- _TASK DIRECTIONS_:
Identify each line below containing the string "textů" and copy it.

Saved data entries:
————————

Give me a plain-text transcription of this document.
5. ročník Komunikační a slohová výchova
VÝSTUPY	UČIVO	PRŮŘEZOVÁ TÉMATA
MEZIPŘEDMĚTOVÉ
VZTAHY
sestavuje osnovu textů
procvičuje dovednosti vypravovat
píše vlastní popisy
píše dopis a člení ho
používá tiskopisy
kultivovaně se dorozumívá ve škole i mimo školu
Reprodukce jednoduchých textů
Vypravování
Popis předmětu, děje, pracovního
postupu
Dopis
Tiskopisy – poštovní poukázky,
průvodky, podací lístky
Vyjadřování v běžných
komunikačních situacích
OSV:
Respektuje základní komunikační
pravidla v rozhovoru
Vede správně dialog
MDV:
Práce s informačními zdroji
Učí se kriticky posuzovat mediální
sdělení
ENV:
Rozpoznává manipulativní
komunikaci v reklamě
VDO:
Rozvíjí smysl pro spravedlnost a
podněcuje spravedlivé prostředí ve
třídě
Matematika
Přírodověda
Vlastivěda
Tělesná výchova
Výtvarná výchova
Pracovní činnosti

————————

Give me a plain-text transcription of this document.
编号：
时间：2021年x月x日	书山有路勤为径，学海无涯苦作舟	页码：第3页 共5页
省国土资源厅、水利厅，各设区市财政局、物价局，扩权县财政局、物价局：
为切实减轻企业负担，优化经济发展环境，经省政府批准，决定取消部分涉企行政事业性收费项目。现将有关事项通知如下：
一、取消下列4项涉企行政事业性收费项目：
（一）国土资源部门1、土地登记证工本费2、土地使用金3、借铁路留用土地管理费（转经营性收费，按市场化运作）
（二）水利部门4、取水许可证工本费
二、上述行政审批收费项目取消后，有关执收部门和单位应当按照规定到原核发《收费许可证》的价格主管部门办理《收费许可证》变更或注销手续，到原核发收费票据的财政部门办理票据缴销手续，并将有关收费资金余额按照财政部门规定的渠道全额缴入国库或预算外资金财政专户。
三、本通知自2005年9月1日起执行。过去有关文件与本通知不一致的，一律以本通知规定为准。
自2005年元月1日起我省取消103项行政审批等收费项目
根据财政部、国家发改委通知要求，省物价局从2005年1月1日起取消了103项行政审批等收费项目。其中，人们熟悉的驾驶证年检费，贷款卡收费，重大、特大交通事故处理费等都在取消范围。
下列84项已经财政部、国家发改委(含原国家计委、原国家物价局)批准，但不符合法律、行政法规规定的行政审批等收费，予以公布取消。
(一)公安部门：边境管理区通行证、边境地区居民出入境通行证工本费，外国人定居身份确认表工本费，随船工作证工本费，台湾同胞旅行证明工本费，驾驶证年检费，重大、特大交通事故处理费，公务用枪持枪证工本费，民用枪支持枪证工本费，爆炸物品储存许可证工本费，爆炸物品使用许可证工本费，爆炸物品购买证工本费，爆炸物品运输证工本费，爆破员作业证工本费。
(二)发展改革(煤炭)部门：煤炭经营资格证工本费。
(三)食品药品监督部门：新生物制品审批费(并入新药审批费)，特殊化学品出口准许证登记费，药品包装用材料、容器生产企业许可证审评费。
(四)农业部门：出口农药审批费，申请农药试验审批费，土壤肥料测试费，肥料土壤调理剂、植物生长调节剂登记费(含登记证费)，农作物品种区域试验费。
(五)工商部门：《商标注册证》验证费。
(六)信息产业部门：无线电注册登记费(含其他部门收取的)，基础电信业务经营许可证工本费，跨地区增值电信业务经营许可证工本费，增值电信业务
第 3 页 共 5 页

————————

- _WRITTEN RESPONSE_:
sestavuje osnovu textů
Reprodukce jednoduchých textů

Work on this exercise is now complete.